Your task → Each line below is to be written out in full, exactly as shown.

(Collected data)
━━━━━━━━━━━━━━━━

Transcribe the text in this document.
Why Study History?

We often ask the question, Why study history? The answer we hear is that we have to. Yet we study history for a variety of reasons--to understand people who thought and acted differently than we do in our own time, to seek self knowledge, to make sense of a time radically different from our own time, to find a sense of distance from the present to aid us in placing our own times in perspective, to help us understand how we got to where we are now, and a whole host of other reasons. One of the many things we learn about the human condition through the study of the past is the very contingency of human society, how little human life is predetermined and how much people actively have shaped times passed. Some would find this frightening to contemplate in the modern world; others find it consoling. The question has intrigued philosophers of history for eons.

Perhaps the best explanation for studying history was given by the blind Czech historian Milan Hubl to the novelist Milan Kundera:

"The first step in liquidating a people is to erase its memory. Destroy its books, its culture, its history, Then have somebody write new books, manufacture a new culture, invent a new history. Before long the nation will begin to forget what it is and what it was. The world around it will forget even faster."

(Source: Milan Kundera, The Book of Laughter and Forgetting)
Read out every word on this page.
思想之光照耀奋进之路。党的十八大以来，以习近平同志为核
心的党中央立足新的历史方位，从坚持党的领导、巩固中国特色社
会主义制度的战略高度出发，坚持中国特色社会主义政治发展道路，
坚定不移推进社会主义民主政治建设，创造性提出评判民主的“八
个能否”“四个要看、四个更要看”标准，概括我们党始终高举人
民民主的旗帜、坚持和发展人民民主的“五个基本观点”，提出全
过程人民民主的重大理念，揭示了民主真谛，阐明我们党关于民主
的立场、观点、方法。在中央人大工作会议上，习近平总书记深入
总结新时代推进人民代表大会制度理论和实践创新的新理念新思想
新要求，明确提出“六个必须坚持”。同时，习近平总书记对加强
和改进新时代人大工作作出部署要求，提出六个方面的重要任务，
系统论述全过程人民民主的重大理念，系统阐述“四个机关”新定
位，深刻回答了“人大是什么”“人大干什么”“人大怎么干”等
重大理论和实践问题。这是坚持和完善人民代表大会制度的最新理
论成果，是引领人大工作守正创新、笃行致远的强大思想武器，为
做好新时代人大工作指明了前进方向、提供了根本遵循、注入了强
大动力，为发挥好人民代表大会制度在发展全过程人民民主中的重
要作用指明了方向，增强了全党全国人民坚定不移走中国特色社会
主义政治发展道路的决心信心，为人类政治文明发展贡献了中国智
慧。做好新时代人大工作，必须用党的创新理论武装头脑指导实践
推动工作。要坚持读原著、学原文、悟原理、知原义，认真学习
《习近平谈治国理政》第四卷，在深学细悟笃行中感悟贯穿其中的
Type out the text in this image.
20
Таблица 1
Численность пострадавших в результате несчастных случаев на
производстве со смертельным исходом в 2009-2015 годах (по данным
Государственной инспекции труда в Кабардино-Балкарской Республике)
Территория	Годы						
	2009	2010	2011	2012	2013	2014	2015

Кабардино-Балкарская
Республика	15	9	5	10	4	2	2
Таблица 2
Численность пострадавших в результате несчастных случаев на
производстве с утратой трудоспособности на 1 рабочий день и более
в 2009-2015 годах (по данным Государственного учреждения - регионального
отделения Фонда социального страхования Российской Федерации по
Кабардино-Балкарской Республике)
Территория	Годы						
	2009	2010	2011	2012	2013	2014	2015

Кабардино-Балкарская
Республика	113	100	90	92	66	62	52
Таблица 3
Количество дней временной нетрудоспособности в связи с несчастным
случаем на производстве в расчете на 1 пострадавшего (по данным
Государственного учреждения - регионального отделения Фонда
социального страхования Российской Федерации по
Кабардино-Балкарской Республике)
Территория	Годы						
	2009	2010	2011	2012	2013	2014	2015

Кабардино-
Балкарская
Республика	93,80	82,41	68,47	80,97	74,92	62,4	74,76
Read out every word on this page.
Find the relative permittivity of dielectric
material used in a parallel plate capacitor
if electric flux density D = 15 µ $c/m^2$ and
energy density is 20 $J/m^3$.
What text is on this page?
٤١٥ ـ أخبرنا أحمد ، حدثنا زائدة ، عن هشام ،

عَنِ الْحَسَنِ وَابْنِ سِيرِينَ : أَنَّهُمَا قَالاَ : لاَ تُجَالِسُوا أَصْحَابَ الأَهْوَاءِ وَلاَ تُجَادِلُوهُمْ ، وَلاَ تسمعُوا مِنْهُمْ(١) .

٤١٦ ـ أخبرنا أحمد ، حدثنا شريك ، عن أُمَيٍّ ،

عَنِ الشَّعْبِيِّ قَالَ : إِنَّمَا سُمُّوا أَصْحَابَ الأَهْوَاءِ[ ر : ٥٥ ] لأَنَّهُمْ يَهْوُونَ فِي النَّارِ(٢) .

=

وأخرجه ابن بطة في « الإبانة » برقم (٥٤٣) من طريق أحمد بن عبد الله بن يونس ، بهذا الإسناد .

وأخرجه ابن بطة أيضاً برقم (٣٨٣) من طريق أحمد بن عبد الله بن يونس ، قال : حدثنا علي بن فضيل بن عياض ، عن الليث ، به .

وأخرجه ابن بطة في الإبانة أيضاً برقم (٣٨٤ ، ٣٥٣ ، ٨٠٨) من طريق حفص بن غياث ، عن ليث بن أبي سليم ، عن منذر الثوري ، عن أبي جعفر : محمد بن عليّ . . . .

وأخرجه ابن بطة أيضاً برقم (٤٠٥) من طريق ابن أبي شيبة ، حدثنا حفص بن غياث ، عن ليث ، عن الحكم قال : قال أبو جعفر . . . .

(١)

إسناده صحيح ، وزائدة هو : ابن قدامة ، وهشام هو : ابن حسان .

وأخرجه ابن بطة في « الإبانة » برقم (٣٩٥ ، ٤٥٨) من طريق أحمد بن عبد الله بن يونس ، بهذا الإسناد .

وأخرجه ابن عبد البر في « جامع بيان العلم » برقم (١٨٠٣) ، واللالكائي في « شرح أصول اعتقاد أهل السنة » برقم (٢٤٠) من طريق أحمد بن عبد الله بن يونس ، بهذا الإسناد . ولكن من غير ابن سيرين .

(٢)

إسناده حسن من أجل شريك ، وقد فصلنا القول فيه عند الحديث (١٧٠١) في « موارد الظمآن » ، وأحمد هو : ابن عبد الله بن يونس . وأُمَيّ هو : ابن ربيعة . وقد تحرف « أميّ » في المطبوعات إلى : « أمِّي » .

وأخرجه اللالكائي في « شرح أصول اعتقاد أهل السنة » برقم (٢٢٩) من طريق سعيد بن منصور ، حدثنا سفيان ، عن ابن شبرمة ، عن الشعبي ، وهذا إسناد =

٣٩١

━━━━━━━━━━━━━━━━

Final result →
Transcribe the text in this document.
Why Study History?

We often ask the question, Why study history? The answer we hear is that we have to. Yet we study history for a variety of reasons--to understand people who thought and acted differently than we do in our own time, to seek self knowledge, to make sense of a time radically different from our own time, to find a sense of distance from the present to aid us in placing our own times in perspective, to help us understand how we got to where we are now, and a whole host of other reasons. One of the many things we learn about the human condition through the study of the past is the very contingency of human society, how little human life is predetermined and how much people actively have shaped times passed. Some would find this frightening to contemplate in the modern world; others find it consoling. The question has intrigued philosophers of history for eons.

Perhaps the best explanation for studying history was given by the blind Czech historian Milan Hubl to the novelist Milan Kundera:

"The first step in liquidating a people is to erase its memory. Destroy its books, its culture, its history, Then have somebody write new books, manufacture a new culture, invent a new history. Before long the nation will begin to forget what it is and what it was. The world around it will forget even faster."

(Source: Milan Kundera, The Book of Laughter and Forgetting)
Read out every word on this page.
思想之光照耀奋进之路。党的十八大以来，以习近平同志为核
心的党中央立足新的历史方位，从坚持党的领导、巩固中国特色社
会主义制度的战略高度出发，坚持中国特色社会主义政治发展道路，
坚定不移推进社会主义民主政治建设，创造性提出评判民主的“八
个能否”“四个要看、四个更要看”标准，概括我们党始终高举人
民民主的旗帜、坚持和发展人民民主的“五个基本观点”，提出全
过程人民民主的重大理念，揭示了民主真谛，阐明我们党关于民主
的立场、观点、方法。在中央人大工作会议上，习近平总书记深入
总结新时代推进人民代表大会制度理论和实践创新的新理念新思想
新要求，明确提出“六个必须坚持”。同时，习近平总书记对加强
和改进新时代人大工作作出部署要求，提出六个方面的重要任务，
系统论述全过程人民民主的重大理念，系统阐述“四个机关”新定
位，深刻回答了“人大是什么”“人大干什么”“人大怎么干”等
重大理论和实践问题。这是坚持和完善人民代表大会制度的最新理
论成果，是引领人大工作守正创新、笃行致远的强大思想武器，为
做好新时代人大工作指明了前进方向、提供了根本遵循、注入了强
大动力，为发挥好人民代表大会制度在发展全过程人民民主中的重
要作用指明了方向，增强了全党全国人民坚定不移走中国特色社会
主义政治发展道路的决心信心，为人类政治文明发展贡献了中国智
慧。做好新时代人大工作，必须用党的创新理论武装头脑指导实践
推动工作。要坚持读原著、学原文、悟原理、知原义，认真学习
《习近平谈治国理政》第四卷，在深学细悟笃行中感悟贯穿其中的
Type out the text in this image.
20
Таблица 1
Численность пострадавших в результате несчастных случаев на
производстве со смертельным исходом в 2009-2015 годах (по данным
Государственной инспекции труда в Кабардино-Балкарской Республике)
Территория	Годы						
	2009	2010	2011	2012	2013	2014	2015

Кабардино-Балкарская
Республика	15	9	5	10	4	2	2
Таблица 2
Численность пострадавших в результате несчастных случаев на
производстве с утратой трудоспособности на 1 рабочий день и более
в 2009-2015 годах (по данным Государственного учреждения - регионального
отделения Фонда социального страхования Российской Федерации по
Кабардино-Балкарской Республике)
Территория	Годы						
	2009	2010	2011	2012	2013	2014	2015

Кабардино-Балкарская
Республика	113	100	90	92	66	62	52
Таблица 3
Количество дней временной нетрудоспособности в связи с несчастным
случаем на производстве в расчете на 1 пострадавшего (по данным
Государственного учреждения - регионального отделения Фонда
социального страхования Российской Федерации по
Кабардино-Балкарской Республике)
Территория	Годы						
	2009	2010	2011	2012	2013	2014	2015

Кабардино-
Балкарская
Республика	93,80	82,41	68,47	80,97	74,92	62,4	74,76
Read out every word on this page.
Find the relative permittivity of dielectric
material used in a parallel plate capacitor
if electric flux density D = 15 µ $c/m^2$ and
energy density is 20 $J/m^3$.
What text is on this page?
٤١٥ ـ أخبرنا أحمد ، حدثنا زائدة ، عن هشام ،

عَنِ الْحَسَنِ وَابْنِ سِيرِينَ : أَنَّهُمَا قَالاَ : لاَ تُجَالِسُوا أَصْحَابَ الأَهْوَاءِ وَلاَ تُجَادِلُوهُمْ ، وَلاَ تسمعُوا مِنْهُمْ(١) .

٤١٦ ـ أخبرنا أحمد ، حدثنا شريك ، عن أُمَيٍّ ،

عَنِ الشَّعْبِيِّ قَالَ : إِنَّمَا سُمُّوا أَصْحَابَ الأَهْوَاءِ[ ر : ٥٥ ] لأَنَّهُمْ يَهْوُونَ فِي النَّارِ(٢) .

=

وأخرجه ابن بطة في « الإبانة » برقم (٥٤٣) من طريق أحمد بن عبد الله بن يونس ، بهذا الإسناد .

وأخرجه ابن بطة أيضاً برقم (٣٨٣) من طريق أحمد بن عبد الله بن يونس ، قال : حدثنا علي بن فضيل بن عياض ، عن الليث ، به .

وأخرجه ابن بطة في الإبانة أيضاً برقم (٣٨٤ ، ٣٥٣ ، ٨٠٨) من طريق حفص بن غياث ، عن ليث بن أبي سليم ، عن منذر الثوري ، عن أبي جعفر : محمد بن عليّ . . . .

وأخرجه ابن بطة أيضاً برقم (٤٠٥) من طريق ابن أبي شيبة ، حدثنا حفص بن غياث ، عن ليث ، عن الحكم قال : قال أبو جعفر . . . .

(١)

إسناده صحيح ، وزائدة هو : ابن قدامة ، وهشام هو : ابن حسان .

وأخرجه ابن بطة في « الإبانة » برقم (٣٩٥ ، ٤٥٨) من طريق أحمد بن عبد الله بن يونس ، بهذا الإسناد .

وأخرجه ابن عبد البر في « جامع بيان العلم » برقم (١٨٠٣) ، واللالكائي في « شرح أصول اعتقاد أهل السنة » برقم (٢٤٠) من طريق أحمد بن عبد الله بن يونس ، بهذا الإسناد . ولكن من غير ابن سيرين .

(٢)

إسناده حسن من أجل شريك ، وقد فصلنا القول فيه عند الحديث (١٧٠١) في « موارد الظمآن » ، وأحمد هو : ابن عبد الله بن يونس . وأُمَيّ هو : ابن ربيعة . وقد تحرف « أميّ » في المطبوعات إلى : « أمِّي » .

وأخرجه اللالكائي في « شرح أصول اعتقاد أهل السنة » برقم (٢٢٩) من طريق سعيد بن منصور ، حدثنا سفيان ، عن ابن شبرمة ، عن الشعبي ، وهذا إسناد =

٣٩١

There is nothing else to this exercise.